A rima não funciona apenas no final de cada verso, mas também entre as palavras que o compõem. As palavras no verso vivem em harmonia, como se existissem de mãos dadas, sob o som das vogais em conexão com as consoantes, produzindo assim novas tonalidades. Tanto faz no verso medido quanto no verso livre. O verso livre oferece maior liberdade ao poeta, permitindo-lhe criar o seu próprio ritmo. Mas o verso livre também pode lançar o noviço nos redemoinhos confusos do palavreado inócuo, onde tantas vocações se têm naufragado.

Os meus temas e a paisagem dos meus poemas estão comprometidos com a nossa terra. E não poderia ser de outro modo se considerarmos que sempre vivi aqui, aqui nasci e daqui jamais saí, senão para viagens de trabalho e de estudos, poucas de lazer, pois não há instrumento mais persuasivo de tirocínio cultural do que as viagens. Mas nunca residi fora da Amazônia. Na primeira viagem que fiz para fora da região eu já contava os meus vinte e poucos anos e, para o Exterior, cinquenta. Minha vivência é a vivência do homem da Amazônia; não o mar, mas o rio; não as montanhas, mas a floresta da planície. Eu não poderia ser diferente do que sou e a minha poesia, também.

(Registros de layout visual)
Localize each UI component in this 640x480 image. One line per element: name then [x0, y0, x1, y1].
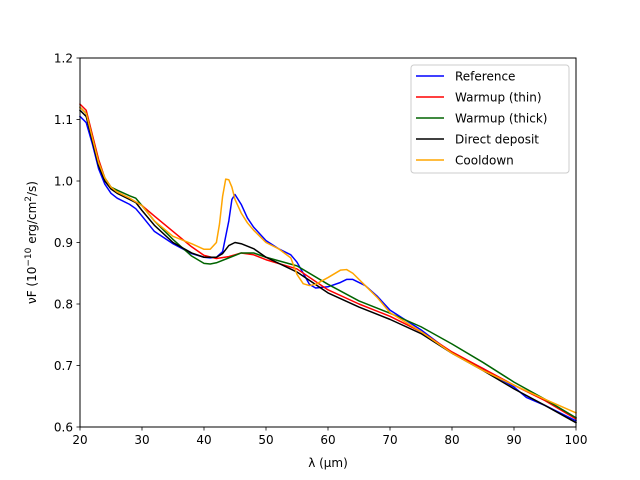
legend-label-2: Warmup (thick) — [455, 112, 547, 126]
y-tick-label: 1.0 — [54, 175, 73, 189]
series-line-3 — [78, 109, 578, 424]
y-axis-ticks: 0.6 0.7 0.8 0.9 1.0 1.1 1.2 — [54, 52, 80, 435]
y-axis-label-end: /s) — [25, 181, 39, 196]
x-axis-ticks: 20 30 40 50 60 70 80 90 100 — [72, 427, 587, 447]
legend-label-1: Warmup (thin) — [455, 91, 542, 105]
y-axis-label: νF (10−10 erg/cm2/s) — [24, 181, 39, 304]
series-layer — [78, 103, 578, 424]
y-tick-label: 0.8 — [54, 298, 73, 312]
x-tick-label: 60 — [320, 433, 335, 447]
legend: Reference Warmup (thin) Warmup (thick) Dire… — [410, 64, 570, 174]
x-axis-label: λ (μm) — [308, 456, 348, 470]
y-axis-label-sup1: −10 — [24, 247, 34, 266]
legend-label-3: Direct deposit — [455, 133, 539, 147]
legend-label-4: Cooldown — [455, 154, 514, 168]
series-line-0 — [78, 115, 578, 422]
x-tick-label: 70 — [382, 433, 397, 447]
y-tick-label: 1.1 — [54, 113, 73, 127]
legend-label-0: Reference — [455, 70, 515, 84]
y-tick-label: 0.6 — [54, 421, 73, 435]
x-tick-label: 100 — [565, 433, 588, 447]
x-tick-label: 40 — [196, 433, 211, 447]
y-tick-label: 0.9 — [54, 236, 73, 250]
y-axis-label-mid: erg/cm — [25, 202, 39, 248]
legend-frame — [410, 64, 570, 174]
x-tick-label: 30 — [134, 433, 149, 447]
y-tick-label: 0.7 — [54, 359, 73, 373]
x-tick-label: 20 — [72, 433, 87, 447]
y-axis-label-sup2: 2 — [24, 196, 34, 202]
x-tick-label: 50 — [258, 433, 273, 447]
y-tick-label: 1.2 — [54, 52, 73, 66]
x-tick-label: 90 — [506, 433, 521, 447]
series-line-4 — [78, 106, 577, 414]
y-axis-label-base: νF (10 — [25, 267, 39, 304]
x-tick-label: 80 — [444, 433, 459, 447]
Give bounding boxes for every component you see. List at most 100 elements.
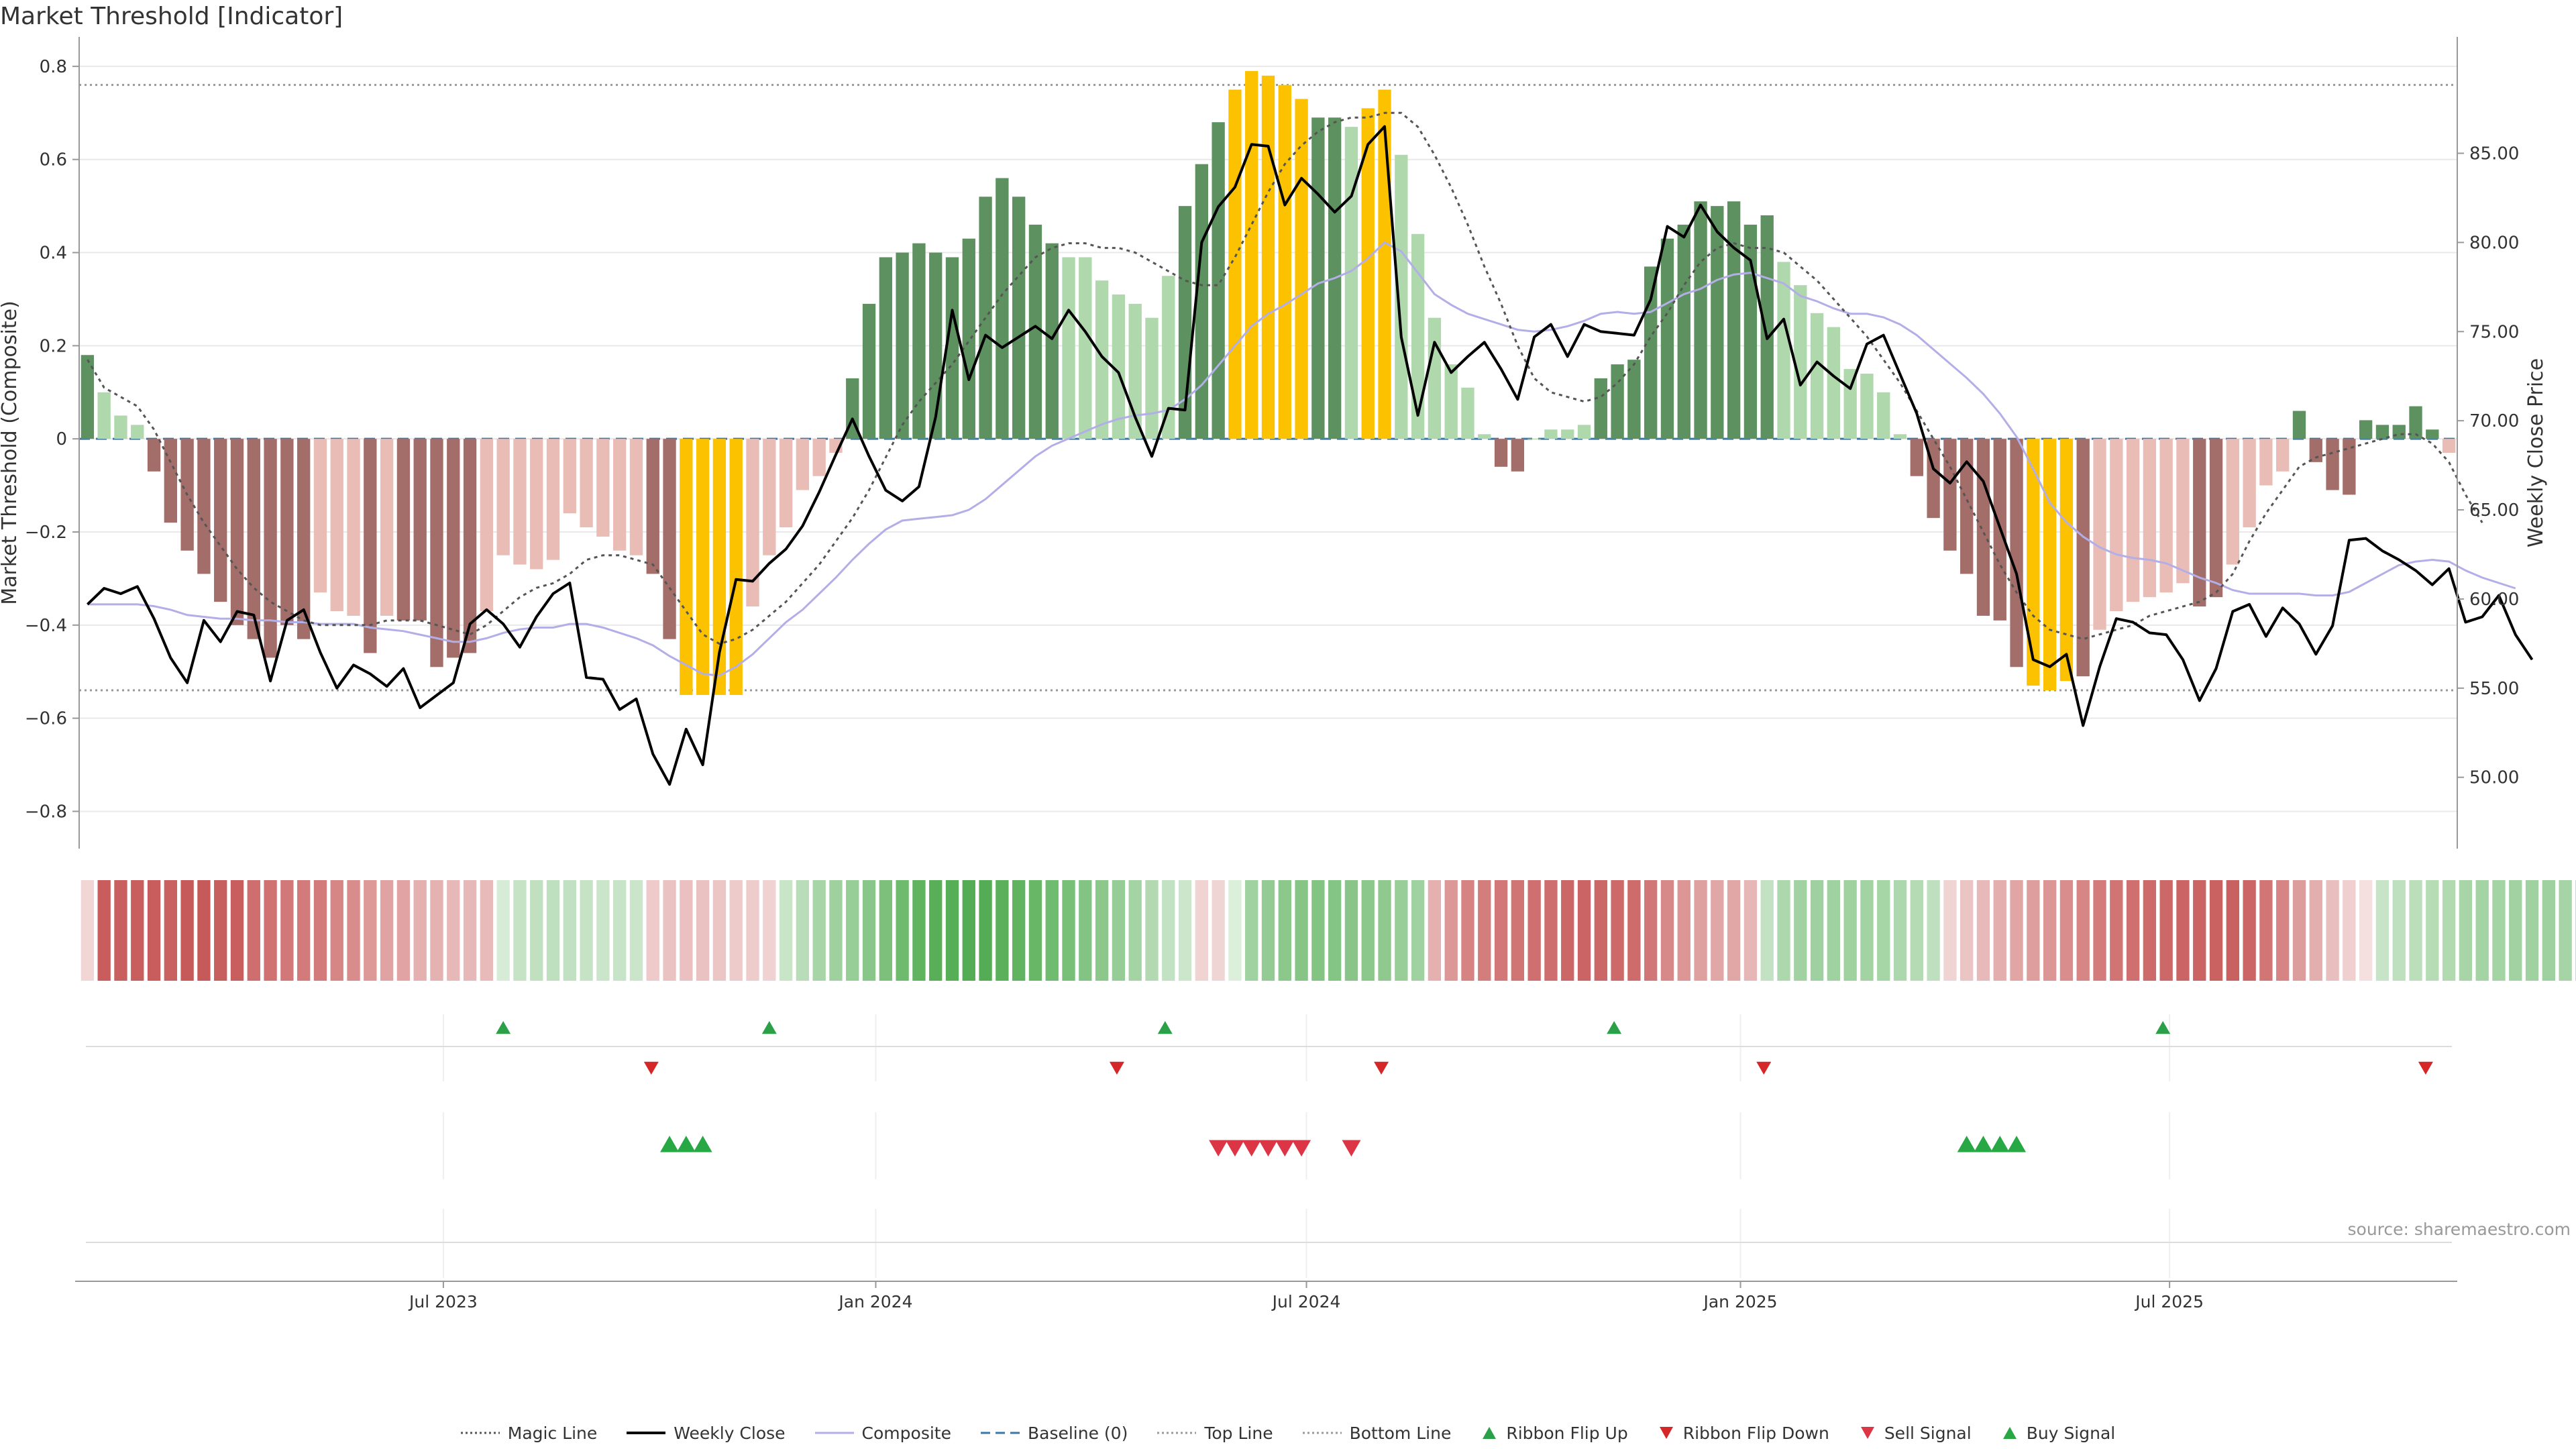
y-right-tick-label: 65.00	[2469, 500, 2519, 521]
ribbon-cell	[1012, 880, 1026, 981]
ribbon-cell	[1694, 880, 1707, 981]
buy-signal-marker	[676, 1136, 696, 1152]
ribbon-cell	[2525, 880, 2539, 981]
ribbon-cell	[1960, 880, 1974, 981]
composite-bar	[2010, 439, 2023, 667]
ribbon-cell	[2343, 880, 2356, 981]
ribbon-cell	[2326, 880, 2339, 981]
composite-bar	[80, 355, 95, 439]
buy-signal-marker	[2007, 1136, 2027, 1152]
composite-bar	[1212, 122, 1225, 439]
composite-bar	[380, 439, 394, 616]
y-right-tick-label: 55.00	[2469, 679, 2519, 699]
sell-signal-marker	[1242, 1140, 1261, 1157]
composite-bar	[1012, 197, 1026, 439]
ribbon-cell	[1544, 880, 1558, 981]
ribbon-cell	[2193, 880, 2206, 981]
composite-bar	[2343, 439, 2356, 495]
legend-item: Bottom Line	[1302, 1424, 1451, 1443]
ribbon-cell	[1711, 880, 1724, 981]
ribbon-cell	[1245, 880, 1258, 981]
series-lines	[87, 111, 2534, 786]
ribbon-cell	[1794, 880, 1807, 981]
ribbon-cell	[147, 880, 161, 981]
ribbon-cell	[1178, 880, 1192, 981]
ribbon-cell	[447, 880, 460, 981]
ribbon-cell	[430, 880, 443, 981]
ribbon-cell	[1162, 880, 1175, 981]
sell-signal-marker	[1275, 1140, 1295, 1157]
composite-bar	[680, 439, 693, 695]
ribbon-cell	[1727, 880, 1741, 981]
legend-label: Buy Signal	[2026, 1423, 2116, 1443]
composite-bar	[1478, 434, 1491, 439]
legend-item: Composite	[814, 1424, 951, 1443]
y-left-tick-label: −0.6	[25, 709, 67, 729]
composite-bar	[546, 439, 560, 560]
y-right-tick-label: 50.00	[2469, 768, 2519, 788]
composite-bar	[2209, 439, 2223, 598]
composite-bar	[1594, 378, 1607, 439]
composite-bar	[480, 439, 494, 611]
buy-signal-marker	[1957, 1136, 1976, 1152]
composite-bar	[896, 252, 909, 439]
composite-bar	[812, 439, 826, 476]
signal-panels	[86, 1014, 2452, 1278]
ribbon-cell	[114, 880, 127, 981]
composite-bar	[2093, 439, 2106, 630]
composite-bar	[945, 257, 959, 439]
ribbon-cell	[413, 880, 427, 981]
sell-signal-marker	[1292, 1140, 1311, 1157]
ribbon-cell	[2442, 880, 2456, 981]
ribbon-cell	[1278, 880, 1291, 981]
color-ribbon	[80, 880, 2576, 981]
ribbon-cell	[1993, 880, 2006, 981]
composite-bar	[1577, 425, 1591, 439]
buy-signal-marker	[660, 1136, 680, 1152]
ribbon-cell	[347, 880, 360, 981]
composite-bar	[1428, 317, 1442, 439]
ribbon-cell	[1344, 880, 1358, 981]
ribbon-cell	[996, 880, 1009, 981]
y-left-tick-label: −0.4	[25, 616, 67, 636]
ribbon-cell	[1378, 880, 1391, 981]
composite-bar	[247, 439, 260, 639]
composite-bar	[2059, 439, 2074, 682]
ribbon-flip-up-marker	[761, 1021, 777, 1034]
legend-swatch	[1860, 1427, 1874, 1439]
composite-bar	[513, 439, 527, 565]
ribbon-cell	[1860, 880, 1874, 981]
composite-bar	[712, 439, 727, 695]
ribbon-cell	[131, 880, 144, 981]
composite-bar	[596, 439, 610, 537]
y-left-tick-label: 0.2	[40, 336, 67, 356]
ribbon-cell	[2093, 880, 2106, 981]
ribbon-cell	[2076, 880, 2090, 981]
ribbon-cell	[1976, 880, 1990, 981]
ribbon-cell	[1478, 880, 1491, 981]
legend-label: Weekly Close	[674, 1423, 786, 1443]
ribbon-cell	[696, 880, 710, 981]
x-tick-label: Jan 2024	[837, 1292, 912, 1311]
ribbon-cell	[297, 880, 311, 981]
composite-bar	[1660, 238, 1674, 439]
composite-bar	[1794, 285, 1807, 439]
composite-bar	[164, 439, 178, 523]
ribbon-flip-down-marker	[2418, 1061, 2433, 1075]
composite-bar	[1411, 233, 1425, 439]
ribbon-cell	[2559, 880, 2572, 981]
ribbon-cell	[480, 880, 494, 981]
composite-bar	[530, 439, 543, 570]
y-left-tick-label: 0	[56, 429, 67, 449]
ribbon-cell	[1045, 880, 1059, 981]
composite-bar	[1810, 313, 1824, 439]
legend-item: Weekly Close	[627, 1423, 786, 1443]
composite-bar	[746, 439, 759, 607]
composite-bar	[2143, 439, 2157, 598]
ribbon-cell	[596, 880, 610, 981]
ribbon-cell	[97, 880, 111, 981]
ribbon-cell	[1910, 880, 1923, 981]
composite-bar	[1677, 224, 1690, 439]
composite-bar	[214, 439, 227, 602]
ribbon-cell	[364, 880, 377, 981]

**Tarefas propostas**
[1] Segundo o artigo, por que os temas e a paisagem dos poemas estão comprometidos com "a nossa terra"?
[2] Conte quantas linhas contêm a palavra "Reference" e informe apenas o número.

**Respostas por tarefa**
[1] Porque quem escreve sempre viveu ali. Nasceu ali e só saiu para viagens de trabalho, de estudos e poucas de lazer. Nunca residiu fora da Amazônia.

[2] 2